START RECORDS TO PROCESS
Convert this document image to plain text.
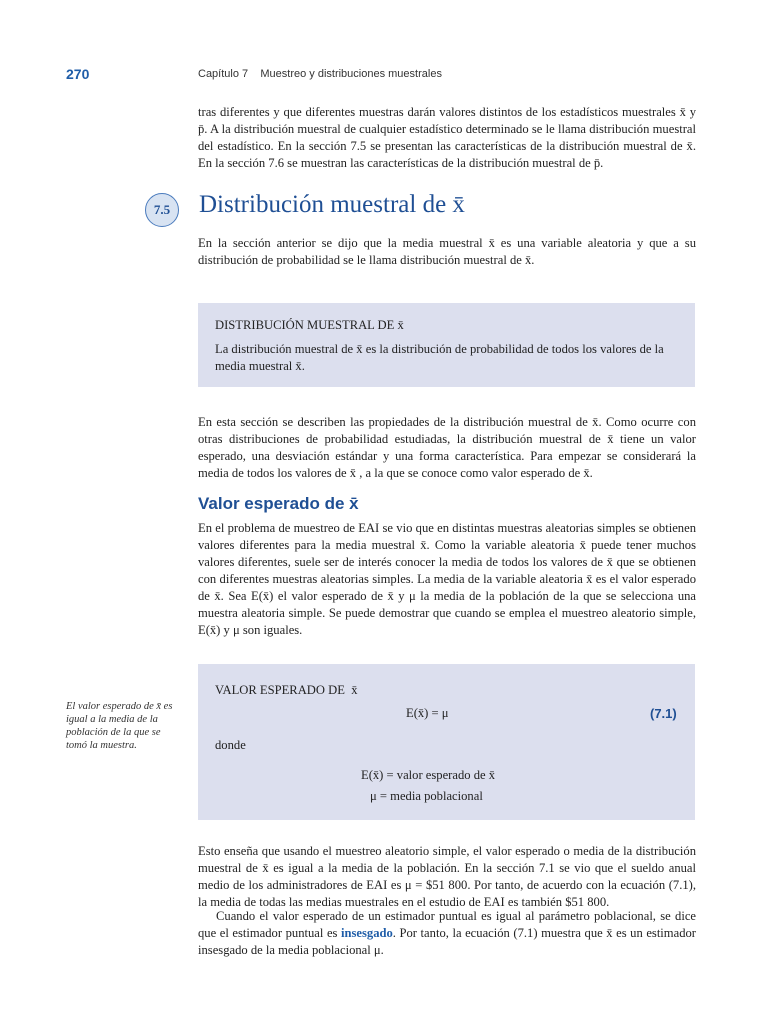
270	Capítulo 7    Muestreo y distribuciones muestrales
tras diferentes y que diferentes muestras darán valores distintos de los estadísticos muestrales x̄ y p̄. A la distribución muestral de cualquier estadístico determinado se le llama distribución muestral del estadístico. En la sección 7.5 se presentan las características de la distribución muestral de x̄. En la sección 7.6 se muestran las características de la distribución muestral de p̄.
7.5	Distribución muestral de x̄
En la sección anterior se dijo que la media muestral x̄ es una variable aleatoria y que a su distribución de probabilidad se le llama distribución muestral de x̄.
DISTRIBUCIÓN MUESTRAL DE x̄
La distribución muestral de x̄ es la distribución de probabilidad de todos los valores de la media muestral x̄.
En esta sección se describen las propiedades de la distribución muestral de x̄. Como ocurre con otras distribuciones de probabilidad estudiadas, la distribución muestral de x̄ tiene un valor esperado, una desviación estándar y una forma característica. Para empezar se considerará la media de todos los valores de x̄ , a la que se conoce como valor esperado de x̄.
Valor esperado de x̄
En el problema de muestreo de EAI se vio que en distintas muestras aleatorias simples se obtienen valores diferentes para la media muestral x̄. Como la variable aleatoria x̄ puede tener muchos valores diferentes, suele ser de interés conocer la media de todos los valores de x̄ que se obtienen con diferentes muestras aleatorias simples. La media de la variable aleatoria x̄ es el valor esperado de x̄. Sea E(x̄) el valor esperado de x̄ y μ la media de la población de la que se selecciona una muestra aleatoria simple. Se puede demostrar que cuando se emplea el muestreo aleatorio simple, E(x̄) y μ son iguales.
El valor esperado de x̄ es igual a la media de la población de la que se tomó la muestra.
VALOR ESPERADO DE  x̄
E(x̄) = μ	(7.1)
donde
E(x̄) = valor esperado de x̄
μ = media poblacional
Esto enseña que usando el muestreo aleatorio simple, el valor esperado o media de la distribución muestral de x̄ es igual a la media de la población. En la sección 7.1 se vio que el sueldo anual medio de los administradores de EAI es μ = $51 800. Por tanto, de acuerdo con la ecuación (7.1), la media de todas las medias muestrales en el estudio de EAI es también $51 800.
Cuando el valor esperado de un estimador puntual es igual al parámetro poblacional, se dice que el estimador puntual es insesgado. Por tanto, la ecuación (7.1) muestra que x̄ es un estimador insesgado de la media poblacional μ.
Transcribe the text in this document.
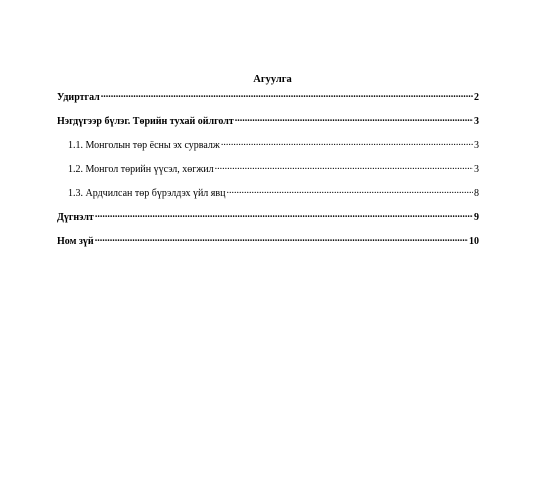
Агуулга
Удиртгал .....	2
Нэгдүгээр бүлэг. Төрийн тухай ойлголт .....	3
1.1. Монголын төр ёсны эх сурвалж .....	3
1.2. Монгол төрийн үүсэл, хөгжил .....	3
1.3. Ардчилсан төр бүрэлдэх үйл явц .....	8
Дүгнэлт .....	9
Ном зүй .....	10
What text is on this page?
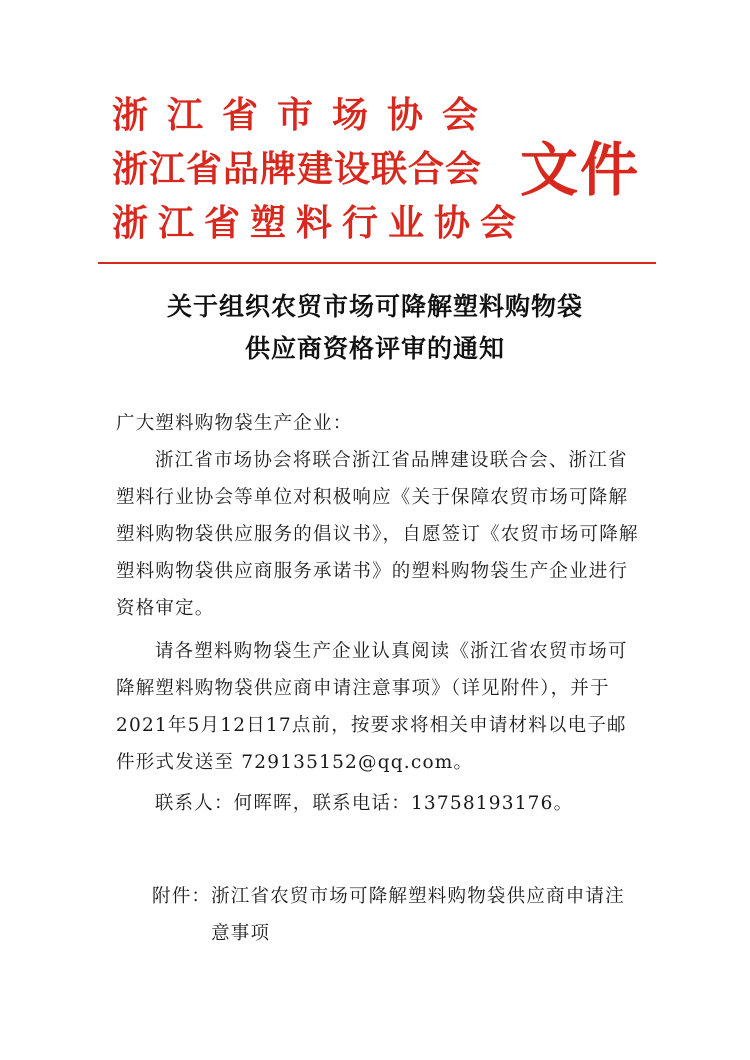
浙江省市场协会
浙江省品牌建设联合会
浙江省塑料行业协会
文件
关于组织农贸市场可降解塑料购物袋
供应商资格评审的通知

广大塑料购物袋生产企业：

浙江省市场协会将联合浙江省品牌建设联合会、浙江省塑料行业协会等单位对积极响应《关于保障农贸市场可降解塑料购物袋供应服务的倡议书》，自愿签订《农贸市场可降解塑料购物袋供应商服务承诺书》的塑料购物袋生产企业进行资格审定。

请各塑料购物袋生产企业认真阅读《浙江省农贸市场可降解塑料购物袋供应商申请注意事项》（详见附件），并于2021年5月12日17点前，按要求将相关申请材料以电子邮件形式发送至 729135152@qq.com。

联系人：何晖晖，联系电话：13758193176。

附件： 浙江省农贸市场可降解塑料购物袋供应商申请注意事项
END RECORDS TO PROCESS
Only the number should be given: how many lines of the data contain the word "aleatoria"?

2